• [EXERCISE SET]:
1. How long is the running time of the film described in the film page?
2. Give the part of the film page starting at "- Hanyu Pinyin: Chá" and ending at "Netflix (United States)", swapping "Netflix" for "a streaming service".
3. In the film page, rewrite the paragraph beginning "On New Year's Eve, a corpse" as a short bulleted list that keeps its main facts.

• [DOCUMENT]:
"""
- Promotional banner
- Traditional Chinese: 查無此心
- Simplified Chinese: 查无此心
- Literal meaning: "No trace of the heart"
- Hanyu Pinyin: Chá wú cǐ xīn
- Directed by: Tseng Ying-ting
- Written by: Tseng Ying-ting Yang Yi-chien Lin Pin-chun Hsu Shih-hui
- Produced by: David Tang Janine Chang
- Starring: Janine Chang Ethan Juan
- Production company: Renaissance Films et.al
- Distributed by: Netflix (United States)
- Release dates: October 22, 2022 (London East Asia); September 8, 2023 (Taiwan);
- Running time: 128 minutes
- Country: Taiwan
- Languages: Mandarin Thai

= The Abandoned (2022 film) =

The Abandoned (查無此心) is a 2022 Taiwanese mystery crime thriller film directed and co-written by Tseng Ying-ting.

==Premise==
On New Year's Eve, a corpse washed up on the shore stops Wu Jie, the police officer, when she is ready to kill herself. The victim was a migrant worker without her heart and a finger. It is obviously a murder. Police get no more clues from the body. In the meantime, they get an anonymous call, which complicates the case. Wu Jie concludes that whoever abandoned the body is not the killer. Lin You-sheng is in trouble because a female dead body has been found in a factory. To avoid the police, he buries the body in the mountains by himself. In the meantime, his girlfriend, Waree, has lost touch. Wu Jie finds Lin and asks him to identify a body that turns out to be Waree's. Lin is seen as the prime suspect of the serial murders.
"""
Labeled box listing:
"""
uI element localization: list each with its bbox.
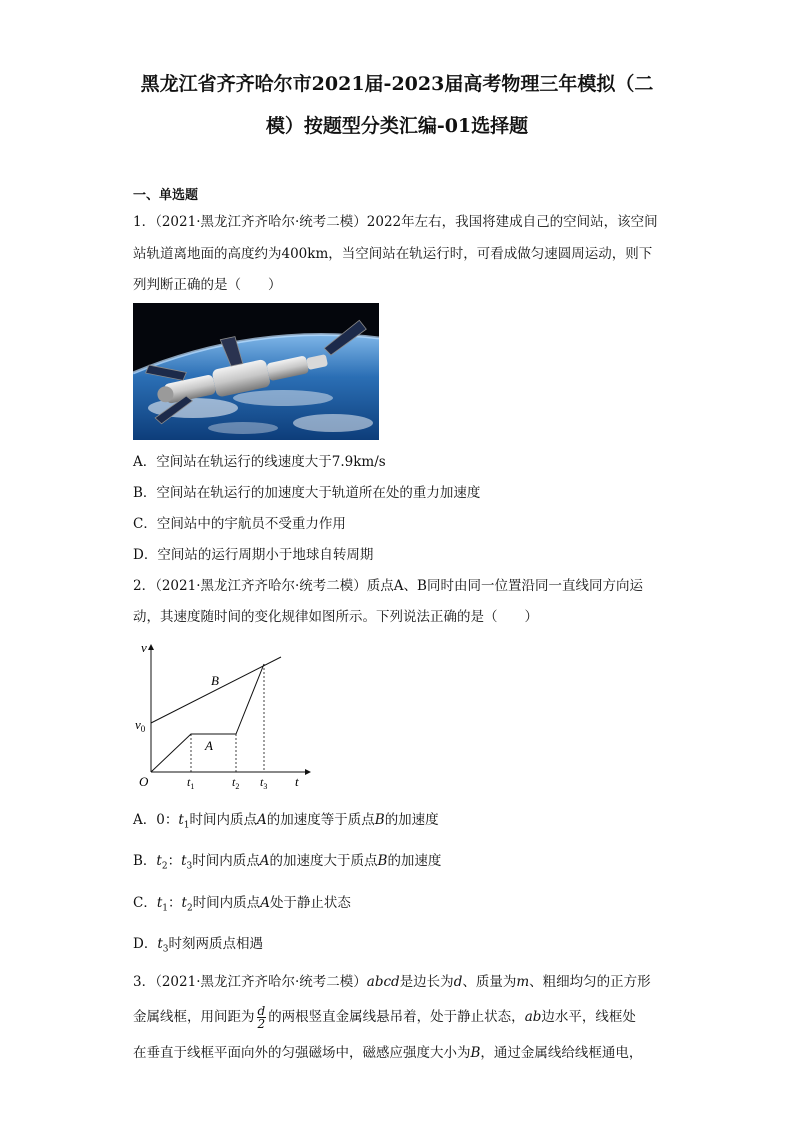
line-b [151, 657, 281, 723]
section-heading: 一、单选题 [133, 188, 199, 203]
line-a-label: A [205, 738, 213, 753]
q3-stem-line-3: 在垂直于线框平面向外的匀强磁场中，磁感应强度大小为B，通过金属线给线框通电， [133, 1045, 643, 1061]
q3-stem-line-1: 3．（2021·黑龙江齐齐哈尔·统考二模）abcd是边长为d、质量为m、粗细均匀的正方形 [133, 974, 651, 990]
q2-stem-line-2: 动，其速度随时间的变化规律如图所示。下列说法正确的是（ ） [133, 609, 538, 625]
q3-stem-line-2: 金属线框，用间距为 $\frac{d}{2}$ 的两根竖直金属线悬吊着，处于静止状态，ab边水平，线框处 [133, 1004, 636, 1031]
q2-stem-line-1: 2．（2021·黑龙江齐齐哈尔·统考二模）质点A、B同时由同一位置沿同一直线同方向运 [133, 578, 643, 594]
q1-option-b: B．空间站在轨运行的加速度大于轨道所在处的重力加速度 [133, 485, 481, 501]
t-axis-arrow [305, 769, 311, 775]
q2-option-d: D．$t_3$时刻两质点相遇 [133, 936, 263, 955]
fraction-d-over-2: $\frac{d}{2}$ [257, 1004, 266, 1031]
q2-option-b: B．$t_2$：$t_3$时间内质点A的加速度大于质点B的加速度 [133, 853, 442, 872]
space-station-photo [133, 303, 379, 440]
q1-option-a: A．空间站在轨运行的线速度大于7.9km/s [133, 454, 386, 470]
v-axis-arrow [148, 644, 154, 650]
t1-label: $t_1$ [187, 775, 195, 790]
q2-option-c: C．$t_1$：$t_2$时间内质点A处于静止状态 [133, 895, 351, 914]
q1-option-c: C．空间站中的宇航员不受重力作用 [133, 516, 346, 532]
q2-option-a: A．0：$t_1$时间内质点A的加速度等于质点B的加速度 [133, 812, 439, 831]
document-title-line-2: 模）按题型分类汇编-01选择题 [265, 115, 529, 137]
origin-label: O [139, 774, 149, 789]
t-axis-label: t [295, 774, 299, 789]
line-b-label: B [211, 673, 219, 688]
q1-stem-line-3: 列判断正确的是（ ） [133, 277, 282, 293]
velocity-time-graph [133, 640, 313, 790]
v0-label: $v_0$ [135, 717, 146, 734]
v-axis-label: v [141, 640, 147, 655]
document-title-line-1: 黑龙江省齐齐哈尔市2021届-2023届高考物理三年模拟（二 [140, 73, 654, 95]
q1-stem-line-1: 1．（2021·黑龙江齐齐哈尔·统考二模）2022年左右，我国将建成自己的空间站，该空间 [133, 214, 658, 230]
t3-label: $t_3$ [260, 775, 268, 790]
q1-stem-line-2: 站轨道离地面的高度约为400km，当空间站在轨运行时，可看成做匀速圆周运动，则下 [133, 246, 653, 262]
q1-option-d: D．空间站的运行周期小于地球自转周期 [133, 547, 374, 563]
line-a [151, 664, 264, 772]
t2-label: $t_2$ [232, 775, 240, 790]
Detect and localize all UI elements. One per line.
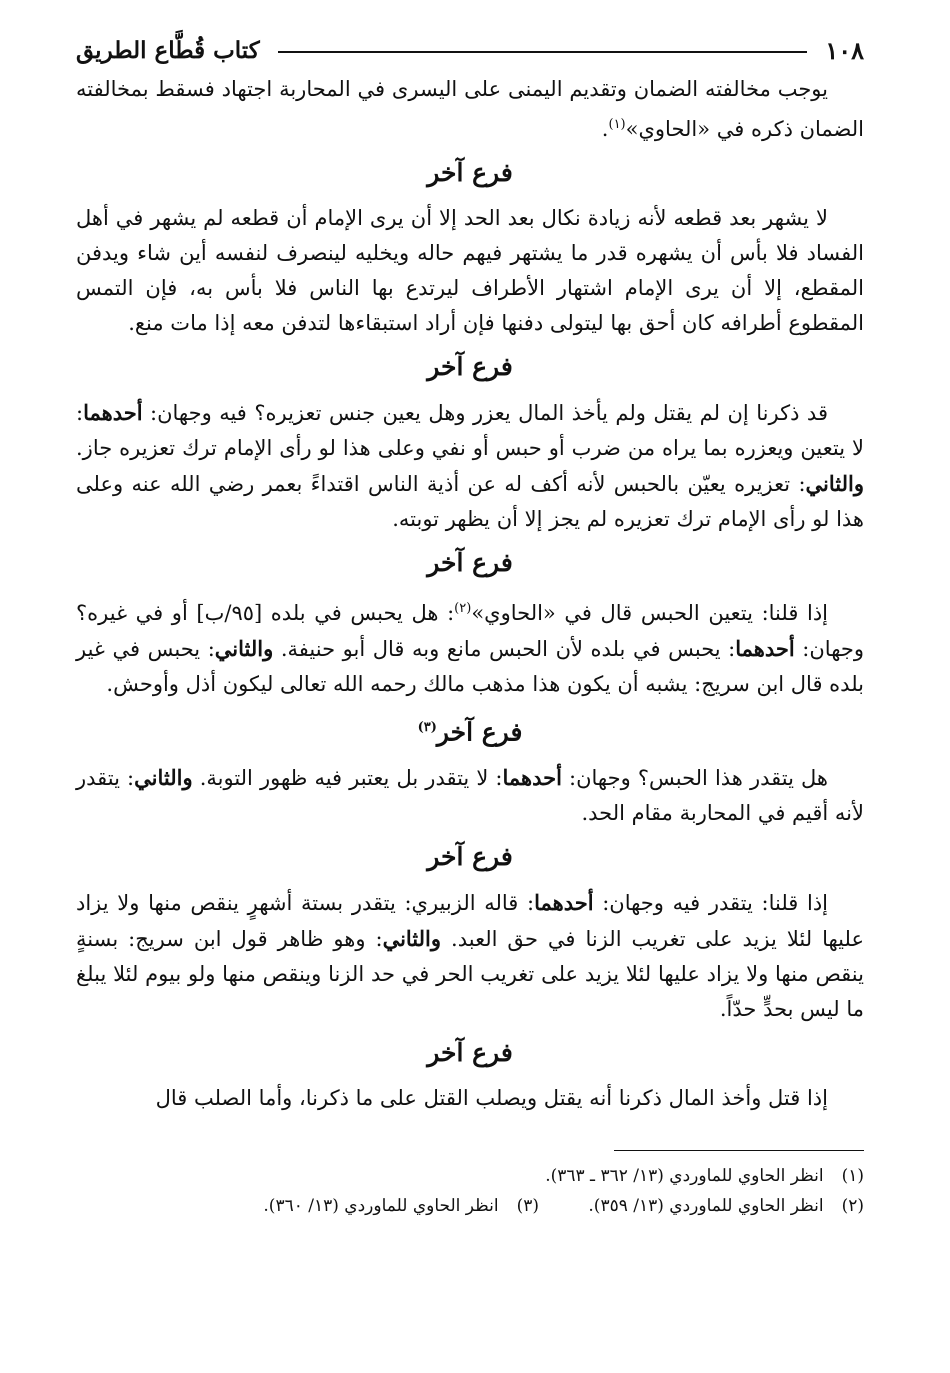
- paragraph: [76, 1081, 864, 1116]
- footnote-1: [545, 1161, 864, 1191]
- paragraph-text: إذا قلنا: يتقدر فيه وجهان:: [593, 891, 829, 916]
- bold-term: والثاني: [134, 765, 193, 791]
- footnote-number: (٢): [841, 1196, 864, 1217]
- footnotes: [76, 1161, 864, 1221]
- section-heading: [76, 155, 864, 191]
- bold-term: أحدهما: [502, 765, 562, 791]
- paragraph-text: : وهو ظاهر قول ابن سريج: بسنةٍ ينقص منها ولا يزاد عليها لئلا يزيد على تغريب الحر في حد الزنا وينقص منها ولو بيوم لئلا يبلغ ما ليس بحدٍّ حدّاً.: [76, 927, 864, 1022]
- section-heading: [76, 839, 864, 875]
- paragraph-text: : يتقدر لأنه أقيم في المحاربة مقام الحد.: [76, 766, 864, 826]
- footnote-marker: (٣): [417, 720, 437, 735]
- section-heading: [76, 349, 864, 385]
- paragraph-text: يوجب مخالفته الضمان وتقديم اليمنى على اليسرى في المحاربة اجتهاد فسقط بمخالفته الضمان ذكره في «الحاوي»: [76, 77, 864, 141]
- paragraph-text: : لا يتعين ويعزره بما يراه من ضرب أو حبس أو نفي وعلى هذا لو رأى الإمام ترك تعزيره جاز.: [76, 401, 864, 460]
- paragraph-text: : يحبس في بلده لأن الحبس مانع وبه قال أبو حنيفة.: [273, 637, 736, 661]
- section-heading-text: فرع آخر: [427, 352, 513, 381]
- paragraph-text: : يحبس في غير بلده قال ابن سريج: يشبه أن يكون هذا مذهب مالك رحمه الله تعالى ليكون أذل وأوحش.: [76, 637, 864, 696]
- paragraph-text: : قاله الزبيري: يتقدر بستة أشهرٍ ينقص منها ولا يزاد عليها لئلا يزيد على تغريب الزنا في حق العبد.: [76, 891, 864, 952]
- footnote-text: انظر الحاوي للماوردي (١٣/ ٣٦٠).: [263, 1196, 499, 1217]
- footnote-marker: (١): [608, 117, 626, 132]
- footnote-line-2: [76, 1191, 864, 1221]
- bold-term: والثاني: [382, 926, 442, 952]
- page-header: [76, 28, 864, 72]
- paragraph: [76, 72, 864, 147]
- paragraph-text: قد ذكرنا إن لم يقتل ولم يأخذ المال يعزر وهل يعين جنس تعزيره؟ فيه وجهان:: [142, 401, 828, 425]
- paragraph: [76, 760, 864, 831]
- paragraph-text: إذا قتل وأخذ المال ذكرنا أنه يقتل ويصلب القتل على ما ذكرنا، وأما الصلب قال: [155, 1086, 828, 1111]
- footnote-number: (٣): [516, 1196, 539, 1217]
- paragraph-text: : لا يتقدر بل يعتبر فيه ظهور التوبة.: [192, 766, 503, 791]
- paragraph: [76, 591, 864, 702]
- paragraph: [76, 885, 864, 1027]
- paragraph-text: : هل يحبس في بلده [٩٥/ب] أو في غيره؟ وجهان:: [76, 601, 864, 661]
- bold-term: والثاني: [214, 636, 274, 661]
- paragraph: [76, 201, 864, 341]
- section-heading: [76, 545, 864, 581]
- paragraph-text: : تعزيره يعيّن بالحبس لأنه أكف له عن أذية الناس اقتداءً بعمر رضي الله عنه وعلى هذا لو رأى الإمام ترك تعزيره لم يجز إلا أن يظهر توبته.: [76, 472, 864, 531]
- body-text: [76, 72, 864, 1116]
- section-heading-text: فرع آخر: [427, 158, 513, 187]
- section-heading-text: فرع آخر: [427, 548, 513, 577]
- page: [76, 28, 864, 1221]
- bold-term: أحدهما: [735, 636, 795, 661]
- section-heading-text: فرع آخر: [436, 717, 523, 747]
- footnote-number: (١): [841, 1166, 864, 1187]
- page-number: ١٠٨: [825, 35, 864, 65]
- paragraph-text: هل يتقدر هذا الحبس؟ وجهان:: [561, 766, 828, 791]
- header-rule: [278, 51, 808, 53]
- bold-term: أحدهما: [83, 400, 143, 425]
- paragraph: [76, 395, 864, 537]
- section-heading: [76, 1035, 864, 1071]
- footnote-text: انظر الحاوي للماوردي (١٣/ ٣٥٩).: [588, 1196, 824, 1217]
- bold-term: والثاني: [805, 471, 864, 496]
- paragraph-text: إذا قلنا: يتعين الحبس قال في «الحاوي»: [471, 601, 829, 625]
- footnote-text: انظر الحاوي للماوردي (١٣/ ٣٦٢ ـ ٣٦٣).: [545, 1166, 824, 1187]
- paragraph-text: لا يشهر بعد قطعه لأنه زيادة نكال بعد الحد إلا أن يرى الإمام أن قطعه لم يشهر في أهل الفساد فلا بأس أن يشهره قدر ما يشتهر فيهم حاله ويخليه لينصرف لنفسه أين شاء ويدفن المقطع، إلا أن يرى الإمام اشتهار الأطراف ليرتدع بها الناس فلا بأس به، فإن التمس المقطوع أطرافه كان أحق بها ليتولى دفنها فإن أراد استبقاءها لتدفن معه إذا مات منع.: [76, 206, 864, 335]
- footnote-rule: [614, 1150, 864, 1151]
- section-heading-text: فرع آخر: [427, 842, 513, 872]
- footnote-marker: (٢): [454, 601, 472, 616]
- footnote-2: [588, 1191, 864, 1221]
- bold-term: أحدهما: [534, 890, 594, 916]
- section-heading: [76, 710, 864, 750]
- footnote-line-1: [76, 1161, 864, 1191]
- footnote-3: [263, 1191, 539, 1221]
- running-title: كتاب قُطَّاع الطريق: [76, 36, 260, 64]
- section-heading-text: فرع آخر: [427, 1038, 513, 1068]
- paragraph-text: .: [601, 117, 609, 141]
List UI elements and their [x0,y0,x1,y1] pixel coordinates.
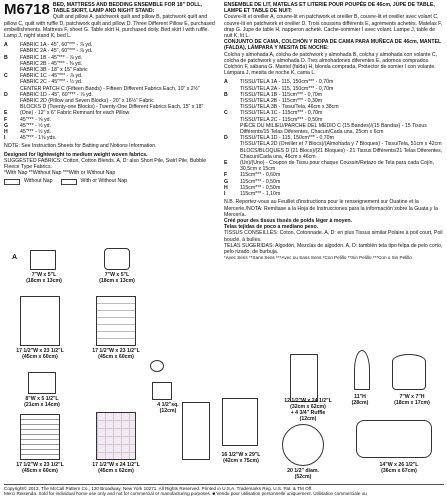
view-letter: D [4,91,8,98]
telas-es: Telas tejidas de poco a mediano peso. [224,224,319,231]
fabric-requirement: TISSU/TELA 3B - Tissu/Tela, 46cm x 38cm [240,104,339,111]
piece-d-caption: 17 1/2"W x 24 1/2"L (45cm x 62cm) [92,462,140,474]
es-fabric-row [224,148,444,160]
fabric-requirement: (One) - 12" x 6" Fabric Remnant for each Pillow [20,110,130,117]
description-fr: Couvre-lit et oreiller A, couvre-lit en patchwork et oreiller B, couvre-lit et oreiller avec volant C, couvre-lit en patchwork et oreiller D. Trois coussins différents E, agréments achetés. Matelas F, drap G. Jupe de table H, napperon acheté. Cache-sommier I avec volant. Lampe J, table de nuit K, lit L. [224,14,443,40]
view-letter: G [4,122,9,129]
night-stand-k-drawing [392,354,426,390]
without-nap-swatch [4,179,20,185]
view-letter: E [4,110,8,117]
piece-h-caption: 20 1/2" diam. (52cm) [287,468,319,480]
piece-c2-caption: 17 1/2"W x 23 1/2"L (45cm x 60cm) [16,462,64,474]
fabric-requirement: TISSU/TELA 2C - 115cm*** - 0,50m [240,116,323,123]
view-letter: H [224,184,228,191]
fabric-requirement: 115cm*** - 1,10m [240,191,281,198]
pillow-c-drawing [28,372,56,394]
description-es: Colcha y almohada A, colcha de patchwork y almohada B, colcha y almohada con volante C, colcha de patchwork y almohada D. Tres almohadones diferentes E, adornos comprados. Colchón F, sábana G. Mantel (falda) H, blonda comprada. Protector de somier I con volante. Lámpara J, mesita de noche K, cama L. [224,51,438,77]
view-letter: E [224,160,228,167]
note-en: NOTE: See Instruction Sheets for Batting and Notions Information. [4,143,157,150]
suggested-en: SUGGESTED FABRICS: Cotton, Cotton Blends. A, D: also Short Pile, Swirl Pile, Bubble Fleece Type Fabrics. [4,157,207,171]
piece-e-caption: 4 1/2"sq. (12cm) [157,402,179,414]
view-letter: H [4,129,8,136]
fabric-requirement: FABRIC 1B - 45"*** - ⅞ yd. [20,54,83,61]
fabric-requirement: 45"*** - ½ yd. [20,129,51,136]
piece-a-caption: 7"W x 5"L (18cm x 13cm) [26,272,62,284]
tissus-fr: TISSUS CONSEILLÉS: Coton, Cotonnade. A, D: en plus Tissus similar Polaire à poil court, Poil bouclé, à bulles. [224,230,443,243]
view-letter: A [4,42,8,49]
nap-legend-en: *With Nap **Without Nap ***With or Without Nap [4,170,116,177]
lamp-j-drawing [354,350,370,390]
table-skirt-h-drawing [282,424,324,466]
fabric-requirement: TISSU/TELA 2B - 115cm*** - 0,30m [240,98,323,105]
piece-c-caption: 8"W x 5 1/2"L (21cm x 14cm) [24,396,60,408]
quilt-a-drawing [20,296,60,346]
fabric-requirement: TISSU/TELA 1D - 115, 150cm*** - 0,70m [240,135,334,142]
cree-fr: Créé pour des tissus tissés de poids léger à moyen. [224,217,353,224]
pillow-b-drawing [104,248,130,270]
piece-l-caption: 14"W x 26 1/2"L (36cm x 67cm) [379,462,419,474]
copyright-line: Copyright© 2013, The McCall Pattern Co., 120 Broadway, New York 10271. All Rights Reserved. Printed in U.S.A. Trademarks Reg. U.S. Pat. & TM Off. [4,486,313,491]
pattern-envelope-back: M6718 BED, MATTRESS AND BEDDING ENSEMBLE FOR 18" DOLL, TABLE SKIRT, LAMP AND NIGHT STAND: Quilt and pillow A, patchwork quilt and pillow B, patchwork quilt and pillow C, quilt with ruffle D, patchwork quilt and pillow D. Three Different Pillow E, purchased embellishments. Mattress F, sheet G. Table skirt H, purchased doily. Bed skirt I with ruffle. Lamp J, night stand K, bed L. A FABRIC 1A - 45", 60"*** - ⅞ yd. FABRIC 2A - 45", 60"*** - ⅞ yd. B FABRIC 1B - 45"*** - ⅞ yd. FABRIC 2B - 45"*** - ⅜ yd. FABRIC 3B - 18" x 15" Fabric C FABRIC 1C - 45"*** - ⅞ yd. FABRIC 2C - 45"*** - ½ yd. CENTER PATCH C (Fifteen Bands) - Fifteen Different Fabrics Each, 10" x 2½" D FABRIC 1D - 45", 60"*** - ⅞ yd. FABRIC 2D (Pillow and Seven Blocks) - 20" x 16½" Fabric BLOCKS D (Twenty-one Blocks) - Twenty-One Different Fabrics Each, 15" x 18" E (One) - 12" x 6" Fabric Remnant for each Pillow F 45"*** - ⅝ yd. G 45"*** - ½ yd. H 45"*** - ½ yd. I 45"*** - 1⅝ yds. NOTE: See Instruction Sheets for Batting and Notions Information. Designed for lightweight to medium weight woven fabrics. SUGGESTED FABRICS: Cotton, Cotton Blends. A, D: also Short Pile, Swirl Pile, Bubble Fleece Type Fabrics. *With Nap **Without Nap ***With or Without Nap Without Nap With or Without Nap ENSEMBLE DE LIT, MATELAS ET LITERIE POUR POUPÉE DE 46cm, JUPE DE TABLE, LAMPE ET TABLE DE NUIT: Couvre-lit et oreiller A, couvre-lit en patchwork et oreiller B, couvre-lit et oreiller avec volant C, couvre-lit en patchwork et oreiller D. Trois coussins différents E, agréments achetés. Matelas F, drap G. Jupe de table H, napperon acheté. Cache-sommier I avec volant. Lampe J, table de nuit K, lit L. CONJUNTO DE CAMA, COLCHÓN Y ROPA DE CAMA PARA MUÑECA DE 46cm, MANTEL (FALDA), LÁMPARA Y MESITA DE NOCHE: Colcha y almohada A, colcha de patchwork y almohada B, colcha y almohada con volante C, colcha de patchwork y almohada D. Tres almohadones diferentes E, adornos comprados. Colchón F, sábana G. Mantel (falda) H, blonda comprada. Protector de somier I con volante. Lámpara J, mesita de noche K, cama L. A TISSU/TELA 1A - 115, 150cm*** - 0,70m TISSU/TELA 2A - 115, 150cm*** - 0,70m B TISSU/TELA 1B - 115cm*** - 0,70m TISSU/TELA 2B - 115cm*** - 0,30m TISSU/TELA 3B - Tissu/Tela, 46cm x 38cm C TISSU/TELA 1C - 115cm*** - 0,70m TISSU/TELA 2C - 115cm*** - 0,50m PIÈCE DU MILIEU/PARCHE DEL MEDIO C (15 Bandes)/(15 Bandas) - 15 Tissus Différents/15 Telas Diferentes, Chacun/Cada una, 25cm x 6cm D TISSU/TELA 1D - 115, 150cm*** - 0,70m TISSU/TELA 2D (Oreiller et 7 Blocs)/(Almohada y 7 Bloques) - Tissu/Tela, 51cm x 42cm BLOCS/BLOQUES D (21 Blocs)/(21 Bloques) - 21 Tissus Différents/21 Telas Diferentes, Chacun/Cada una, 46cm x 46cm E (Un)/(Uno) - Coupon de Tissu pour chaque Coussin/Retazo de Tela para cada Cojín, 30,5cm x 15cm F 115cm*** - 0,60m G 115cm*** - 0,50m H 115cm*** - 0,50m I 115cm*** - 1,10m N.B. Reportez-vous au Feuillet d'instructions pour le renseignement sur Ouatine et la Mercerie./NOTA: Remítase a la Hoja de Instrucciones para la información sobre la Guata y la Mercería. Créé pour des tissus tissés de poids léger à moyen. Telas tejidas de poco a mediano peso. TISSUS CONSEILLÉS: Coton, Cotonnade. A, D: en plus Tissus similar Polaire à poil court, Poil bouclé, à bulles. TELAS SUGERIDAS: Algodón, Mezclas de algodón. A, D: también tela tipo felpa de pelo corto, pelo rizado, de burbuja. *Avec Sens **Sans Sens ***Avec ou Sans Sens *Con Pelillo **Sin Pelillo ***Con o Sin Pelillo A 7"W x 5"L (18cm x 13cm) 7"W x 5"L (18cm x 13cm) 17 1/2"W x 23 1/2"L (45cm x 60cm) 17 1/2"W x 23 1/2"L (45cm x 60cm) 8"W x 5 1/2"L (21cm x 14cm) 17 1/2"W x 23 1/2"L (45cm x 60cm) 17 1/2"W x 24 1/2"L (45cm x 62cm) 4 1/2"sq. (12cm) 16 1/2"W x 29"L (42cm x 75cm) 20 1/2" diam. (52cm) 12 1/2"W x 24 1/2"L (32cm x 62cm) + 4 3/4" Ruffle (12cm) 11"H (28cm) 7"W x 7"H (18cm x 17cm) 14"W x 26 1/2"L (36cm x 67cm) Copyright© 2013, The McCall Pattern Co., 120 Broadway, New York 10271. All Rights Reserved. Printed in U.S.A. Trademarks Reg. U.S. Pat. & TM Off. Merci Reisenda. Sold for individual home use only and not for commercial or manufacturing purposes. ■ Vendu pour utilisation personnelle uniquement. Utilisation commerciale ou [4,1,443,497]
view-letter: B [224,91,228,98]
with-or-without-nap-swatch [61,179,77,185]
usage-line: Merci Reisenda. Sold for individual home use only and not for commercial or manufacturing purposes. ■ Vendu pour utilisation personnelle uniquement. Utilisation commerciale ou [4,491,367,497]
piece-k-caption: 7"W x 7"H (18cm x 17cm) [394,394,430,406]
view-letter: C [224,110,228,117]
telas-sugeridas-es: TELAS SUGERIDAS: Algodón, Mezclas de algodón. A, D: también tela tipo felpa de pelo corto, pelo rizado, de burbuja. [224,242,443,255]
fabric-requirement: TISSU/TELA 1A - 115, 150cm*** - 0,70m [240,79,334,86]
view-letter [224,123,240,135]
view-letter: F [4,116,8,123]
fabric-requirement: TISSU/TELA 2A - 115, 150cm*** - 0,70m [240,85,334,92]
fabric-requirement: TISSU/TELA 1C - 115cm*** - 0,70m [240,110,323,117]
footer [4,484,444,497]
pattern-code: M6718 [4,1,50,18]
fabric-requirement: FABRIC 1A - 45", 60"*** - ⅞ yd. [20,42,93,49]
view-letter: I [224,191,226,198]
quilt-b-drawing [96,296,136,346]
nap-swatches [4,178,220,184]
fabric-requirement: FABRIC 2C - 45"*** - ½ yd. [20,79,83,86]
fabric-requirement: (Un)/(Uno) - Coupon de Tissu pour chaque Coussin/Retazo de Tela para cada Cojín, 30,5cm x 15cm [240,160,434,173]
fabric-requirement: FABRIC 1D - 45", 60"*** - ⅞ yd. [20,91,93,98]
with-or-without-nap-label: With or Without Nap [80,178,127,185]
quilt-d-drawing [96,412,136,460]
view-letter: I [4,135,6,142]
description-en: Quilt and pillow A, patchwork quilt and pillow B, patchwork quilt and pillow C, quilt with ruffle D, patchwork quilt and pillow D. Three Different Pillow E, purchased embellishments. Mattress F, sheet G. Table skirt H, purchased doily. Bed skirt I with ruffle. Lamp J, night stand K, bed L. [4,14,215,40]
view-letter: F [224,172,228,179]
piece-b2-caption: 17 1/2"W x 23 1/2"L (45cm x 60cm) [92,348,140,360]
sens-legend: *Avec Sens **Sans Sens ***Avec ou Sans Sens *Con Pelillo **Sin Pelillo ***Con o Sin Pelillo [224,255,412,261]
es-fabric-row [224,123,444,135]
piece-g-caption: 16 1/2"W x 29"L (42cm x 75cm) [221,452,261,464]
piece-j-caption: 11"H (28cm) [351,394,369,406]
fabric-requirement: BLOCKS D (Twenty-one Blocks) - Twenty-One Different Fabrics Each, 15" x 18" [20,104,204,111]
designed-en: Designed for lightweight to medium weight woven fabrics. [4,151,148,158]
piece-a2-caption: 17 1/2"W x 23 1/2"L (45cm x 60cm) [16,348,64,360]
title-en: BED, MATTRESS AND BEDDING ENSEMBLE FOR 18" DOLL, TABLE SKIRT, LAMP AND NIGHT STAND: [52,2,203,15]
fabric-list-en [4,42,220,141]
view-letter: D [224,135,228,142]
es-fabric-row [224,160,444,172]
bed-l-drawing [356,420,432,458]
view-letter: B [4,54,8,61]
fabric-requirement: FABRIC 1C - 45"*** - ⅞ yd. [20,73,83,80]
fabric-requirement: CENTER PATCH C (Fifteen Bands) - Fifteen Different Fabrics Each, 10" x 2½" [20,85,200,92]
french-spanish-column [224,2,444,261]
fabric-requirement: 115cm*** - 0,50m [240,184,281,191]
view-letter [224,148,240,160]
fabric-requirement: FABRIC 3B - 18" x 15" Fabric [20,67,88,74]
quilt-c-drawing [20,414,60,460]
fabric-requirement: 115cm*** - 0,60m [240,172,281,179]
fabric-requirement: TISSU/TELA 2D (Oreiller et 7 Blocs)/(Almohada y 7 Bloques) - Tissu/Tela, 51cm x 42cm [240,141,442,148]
"""
• [RESULTS BY TASK]:
1. 128 minutes.

2.
- Hanyu Pinyin: Chá wú cǐ xīn
- Directed by: Tseng Ying-ting
- Written by: Tseng Ying-ting Yang Yi-chien Lin Pin-chun Hsu Shih-hui
- Produced by: David Tang Janine Chang
- Starring: Janine Chang Ethan Juan
- Production company: Renaissance Films et.al
- Distributed by: a streaming service (United States)

3.
- On New Year's Eve, police officer Wu Jie is about to kill herself when a corpse washed up on the shore stops her.
- The victim, a migrant worker, is missing her heart and a finger. It is clearly murder, but the body gives no further clues.
- An anonymous call complicates the case, and Wu Jie concludes that whoever abandoned the body is not the killer.
- Lin You-sheng, in trouble over a female body found in a factory, buries it alone in the mountains to avoid the police.
- His girlfriend, Waree, has lost touch. Wu Jie asks Lin to identify a body, and it turns out to be Waree's.
- Lin becomes the prime suspect in the serial murders.